---- THE DATA

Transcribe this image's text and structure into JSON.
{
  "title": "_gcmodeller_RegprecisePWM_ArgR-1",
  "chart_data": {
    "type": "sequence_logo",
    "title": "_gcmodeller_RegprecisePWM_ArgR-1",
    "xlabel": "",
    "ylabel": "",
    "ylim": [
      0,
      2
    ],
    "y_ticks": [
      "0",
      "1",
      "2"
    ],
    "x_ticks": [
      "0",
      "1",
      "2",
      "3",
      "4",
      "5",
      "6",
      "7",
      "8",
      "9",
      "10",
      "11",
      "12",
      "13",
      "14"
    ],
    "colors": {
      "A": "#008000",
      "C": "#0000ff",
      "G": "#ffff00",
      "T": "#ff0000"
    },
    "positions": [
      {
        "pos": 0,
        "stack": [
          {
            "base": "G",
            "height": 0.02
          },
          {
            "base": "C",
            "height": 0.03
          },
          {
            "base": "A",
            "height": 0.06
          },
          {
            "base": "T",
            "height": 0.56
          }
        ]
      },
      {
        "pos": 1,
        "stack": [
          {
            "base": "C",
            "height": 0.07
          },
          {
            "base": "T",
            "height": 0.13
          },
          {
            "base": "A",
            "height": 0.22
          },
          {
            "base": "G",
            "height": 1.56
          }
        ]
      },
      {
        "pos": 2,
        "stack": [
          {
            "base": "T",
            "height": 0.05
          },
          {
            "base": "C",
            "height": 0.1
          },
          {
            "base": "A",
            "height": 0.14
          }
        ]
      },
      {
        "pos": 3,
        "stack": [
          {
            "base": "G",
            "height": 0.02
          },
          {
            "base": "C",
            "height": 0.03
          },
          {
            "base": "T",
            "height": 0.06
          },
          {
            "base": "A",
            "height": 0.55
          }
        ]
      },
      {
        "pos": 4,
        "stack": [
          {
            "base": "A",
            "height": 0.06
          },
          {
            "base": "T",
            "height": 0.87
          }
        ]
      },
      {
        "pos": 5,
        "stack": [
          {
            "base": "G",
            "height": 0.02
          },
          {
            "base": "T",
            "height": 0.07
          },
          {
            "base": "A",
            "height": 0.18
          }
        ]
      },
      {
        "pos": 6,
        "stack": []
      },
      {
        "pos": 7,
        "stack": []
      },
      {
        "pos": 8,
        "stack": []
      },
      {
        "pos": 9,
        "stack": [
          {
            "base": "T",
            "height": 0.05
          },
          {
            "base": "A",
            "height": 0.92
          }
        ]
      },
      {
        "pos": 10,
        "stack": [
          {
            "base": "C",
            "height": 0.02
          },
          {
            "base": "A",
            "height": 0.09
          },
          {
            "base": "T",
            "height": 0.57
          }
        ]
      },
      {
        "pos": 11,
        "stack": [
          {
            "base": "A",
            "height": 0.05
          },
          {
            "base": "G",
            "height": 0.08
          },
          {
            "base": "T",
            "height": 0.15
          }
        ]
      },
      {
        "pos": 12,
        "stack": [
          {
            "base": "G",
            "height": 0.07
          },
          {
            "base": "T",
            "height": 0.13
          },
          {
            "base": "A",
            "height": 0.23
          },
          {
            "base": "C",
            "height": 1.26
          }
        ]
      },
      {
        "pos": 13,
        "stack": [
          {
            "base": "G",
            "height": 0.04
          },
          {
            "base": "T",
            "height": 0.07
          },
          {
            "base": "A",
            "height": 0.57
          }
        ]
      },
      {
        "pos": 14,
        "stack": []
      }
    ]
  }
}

--------

> WORK TO COMPLETE: Pick out each line above that includes "title" and show it.

> OUTPUT OF THE EXERCISE:
  "title": "_gcmodeller_RegprecisePWM_ArgR-1",
    "title": "_gcmodeller_RegprecisePWM_ArgR-1",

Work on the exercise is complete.